▶ _Exercise_
Each line of the material must be repeated precisely, with the pictures left out.

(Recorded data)

......

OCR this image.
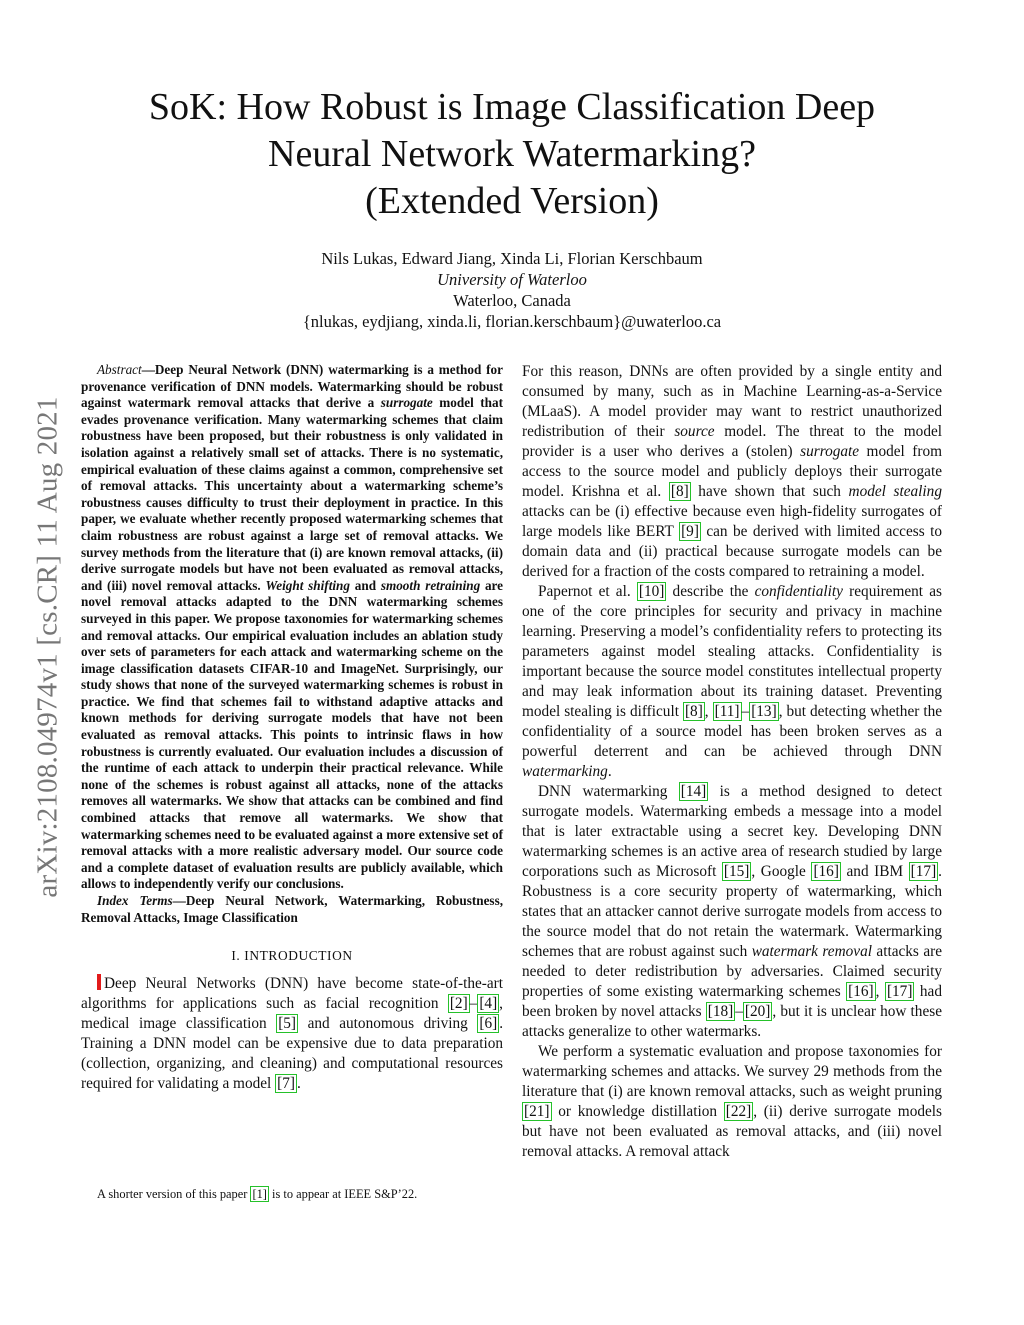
arXiv:2108.04974v1 [cs.CR] 11 Aug 2021
SoK: How Robust is Image Classification Deep
Neural Network Watermarking?
(Extended Version)
Nils Lukas, Edward Jiang, Xinda Li, Florian Kerschbaum
University of Waterloo
Waterloo, Canada
{nlukas, eydjiang, xinda.li, florian.kerschbaum}@uwaterloo.ca

Abstract—Deep Neural Network (DNN) watermarking is a method for provenance verification of DNN models. Watermarking should be robust against watermark removal attacks that derive a surrogate model that evades provenance verification. Many watermarking schemes that claim robustness have been proposed, but their robustness is only validated in isolation against a relatively small set of attacks. There is no systematic, empirical evaluation of these claims against a common, comprehensive set of removal attacks. This uncertainty about a watermarking scheme’s robustness causes difficulty to trust their deployment in practice. In this paper, we evaluate whether recently proposed watermarking schemes that claim robustness are robust against a large set of removal attacks. We survey methods from the literature that (i) are known removal attacks, (ii) derive surrogate models but have not been evaluated as removal attacks, and (iii) novel removal attacks. Weight shifting and smooth retraining are novel removal attacks adapted to the DNN watermarking schemes surveyed in this paper. We propose taxonomies for watermarking schemes and removal attacks. Our empirical evaluation includes an ablation study over sets of parameters for each attack and watermarking scheme on the image classification datasets CIFAR-10 and ImageNet. Surprisingly, our study shows that none of the surveyed watermarking schemes is robust in practice. We find that schemes fail to withstand adaptive attacks and known methods for deriving surrogate models that have not been evaluated as removal attacks. This points to intrinsic flaws in how robustness is currently evaluated. Our evaluation includes a discussion of the runtime of each attack to underpin their practical relevance. While none of the schemes is robust against all attacks, none of the attacks removes all watermarks. We show that attacks can be combined and find combined attacks that remove all watermarks. We show that watermarking schemes need to be evaluated against a more extensive set of removal attacks with a more realistic adversary model. Our source code and a complete dataset of evaluation results are publicly available, which allows to independently verify our conclusions.

Index Terms—Deep Neural Network, Watermarking, Robustness, Removal Attacks, Image Classification

I. INTRODUCTION

Deep Neural Networks (DNN) have become state-of-the-art algorithms for applications such as facial recognition [2] – [4] , medical image classification [5] and autonomous driving [6] . Training a DNN model can be expensive due to data preparation (collection, organizing, and cleaning) and computational resources required for validating a model [7] .

A shorter version of this paper [1] is to appear at IEEE S&P’22.

For this reason, DNNs are often provided by a single entity and consumed by many, such as in Machine Learning-as-a-Service (MLaaS). A model provider may want to restrict unauthorized redistribution of their source model. The threat to the model provider is a user who derives a (stolen) surrogate model from access to the source model and publicly deploys their surrogate model. Krishna et al. [8] have shown that such model stealing attacks can be (i) effective because even high-fidelity surrogates of large models like BERT [9] can be derived with limited access to domain data and (ii) practical because surrogate models can be derived for a fraction of the costs compared to retraining a model.

Papernot et al. [10] describe the confidentiality requirement as one of the core principles for security and privacy in machine learning. Preserving a model’s confidentiality refers to protecting its parameters against model stealing attacks. Confidentiality is important because the source model constitutes intellectual property and may leak information about its training dataset. Preventing model stealing is difficult [8] , [11] – [13] , but detecting whether the confidentiality of a source model has been broken serves as a powerful deterrent and can be achieved through DNN watermarking.

DNN watermarking [14] is a method designed to detect surrogate models. Watermarking embeds a message into a model that is later extractable using a secret key. Developing DNN watermarking schemes is an active area of research studied by large corporations such as Microsoft [15] , Google [16] and IBM [17] . Robustness is a core security property of watermarking, which states that an attacker cannot derive surrogate models from access to the source model that do not retain the watermark. Watermarking schemes that are robust against such watermark removal attacks are needed to deter redistribution by adversaries. Claimed security properties of some existing watermarking schemes [16] , [17] had been broken by novel attacks [18] – [20] , but it is unclear how these attacks generalize to other watermarks.

We perform a systematic evaluation and propose taxonomies for watermarking schemes and attacks. We survey 29 methods from the literature that (i) are known removal attacks, such as weight pruning [21] or knowledge distillation [22] , (ii) derive surrogate models but have not been evaluated as removal attacks, and (iii) novel removal attacks. A removal attack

......

▶ _Complete answer_
OCR this image.
arXiv:2108.04974v1 [cs.CR] 11 Aug 2021
SoK: How Robust is Image Classification Deep
Neural Network Watermarking?
(Extended Version)
Nils Lukas, Edward Jiang, Xinda Li, Florian Kerschbaum
University of Waterloo
Waterloo, Canada
{nlukas, eydjiang, xinda.li, florian.kerschbaum}@uwaterloo.ca

Abstract—Deep Neural Network (DNN) watermarking is a method for provenance verification of DNN models. Watermarking should be robust against watermark removal attacks that derive a surrogate model that evades provenance verification. Many watermarking schemes that claim robustness have been proposed, but their robustness is only validated in isolation against a relatively small set of attacks. There is no systematic, empirical evaluation of these claims against a common, comprehensive set of removal attacks. This uncertainty about a watermarking scheme’s robustness causes difficulty to trust their deployment in practice. In this paper, we evaluate whether recently proposed watermarking schemes that claim robustness are robust against a large set of removal attacks. We survey methods from the literature that (i) are known removal attacks, (ii) derive surrogate models but have not been evaluated as removal attacks, and (iii) novel removal attacks. Weight shifting and smooth retraining are novel removal attacks adapted to the DNN watermarking schemes surveyed in this paper. We propose taxonomies for watermarking schemes and removal attacks. Our empirical evaluation includes an ablation study over sets of parameters for each attack and watermarking scheme on the image classification datasets CIFAR-10 and ImageNet. Surprisingly, our study shows that none of the surveyed watermarking schemes is robust in practice. We find that schemes fail to withstand adaptive attacks and known methods for deriving surrogate models that have not been evaluated as removal attacks. This points to intrinsic flaws in how robustness is currently evaluated. Our evaluation includes a discussion of the runtime of each attack to underpin their practical relevance. While none of the schemes is robust against all attacks, none of the attacks removes all watermarks. We show that attacks can be combined and find combined attacks that remove all watermarks. We show that watermarking schemes need to be evaluated against a more extensive set of removal attacks with a more realistic adversary model. Our source code and a complete dataset of evaluation results are publicly available, which allows to independently verify our conclusions.

Index Terms—Deep Neural Network, Watermarking, Robustness, Removal Attacks, Image Classification

I. INTRODUCTION

Deep Neural Networks (DNN) have become state-of-the-art algorithms for applications such as facial recognition [2] – [4] , medical image classification [5] and autonomous driving [6] . Training a DNN model can be expensive due to data preparation (collection, organizing, and cleaning) and computational resources required for validating a model [7] .

A shorter version of this paper [1] is to appear at IEEE S&P’22.

For this reason, DNNs are often provided by a single entity and consumed by many, such as in Machine Learning-as-a-Service (MLaaS). A model provider may want to restrict unauthorized redistribution of their source model. The threat to the model provider is a user who derives a (stolen) surrogate model from access to the source model and publicly deploys their surrogate model. Krishna et al. [8] have shown that such model stealing attacks can be (i) effective because even high-fidelity surrogates of large models like BERT [9] can be derived with limited access to domain data and (ii) practical because surrogate models can be derived for a fraction of the costs compared to retraining a model.

Papernot et al. [10] describe the confidentiality requirement as one of the core principles for security and privacy in machine learning. Preserving a model’s confidentiality refers to protecting its parameters against model stealing attacks. Confidentiality is important because the source model constitutes intellectual property and may leak information about its training dataset. Preventing model stealing is difficult [8] , [11] – [13] , but detecting whether the confidentiality of a source model has been broken serves as a powerful deterrent and can be achieved through DNN watermarking.

DNN watermarking [14] is a method designed to detect surrogate models. Watermarking embeds a message into a model that is later extractable using a secret key. Developing DNN watermarking schemes is an active area of research studied by large corporations such as Microsoft [15] , Google [16] and IBM [17] . Robustness is a core security property of watermarking, which states that an attacker cannot derive surrogate models from access to the source model that do not retain the watermark. Watermarking schemes that are robust against such watermark removal attacks are needed to deter redistribution by adversaries. Claimed security properties of some existing watermarking schemes [16] , [17] had been broken by novel attacks [18] – [20] , but it is unclear how these attacks generalize to other watermarks.

We perform a systematic evaluation and propose taxonomies for watermarking schemes and attacks. We survey 29 methods from the literature that (i) are known removal attacks, such as weight pruning [21] or knowledge distillation [22] , (ii) derive surrogate models but have not been evaluated as removal attacks, and (iii) novel removal attacks. A removal attack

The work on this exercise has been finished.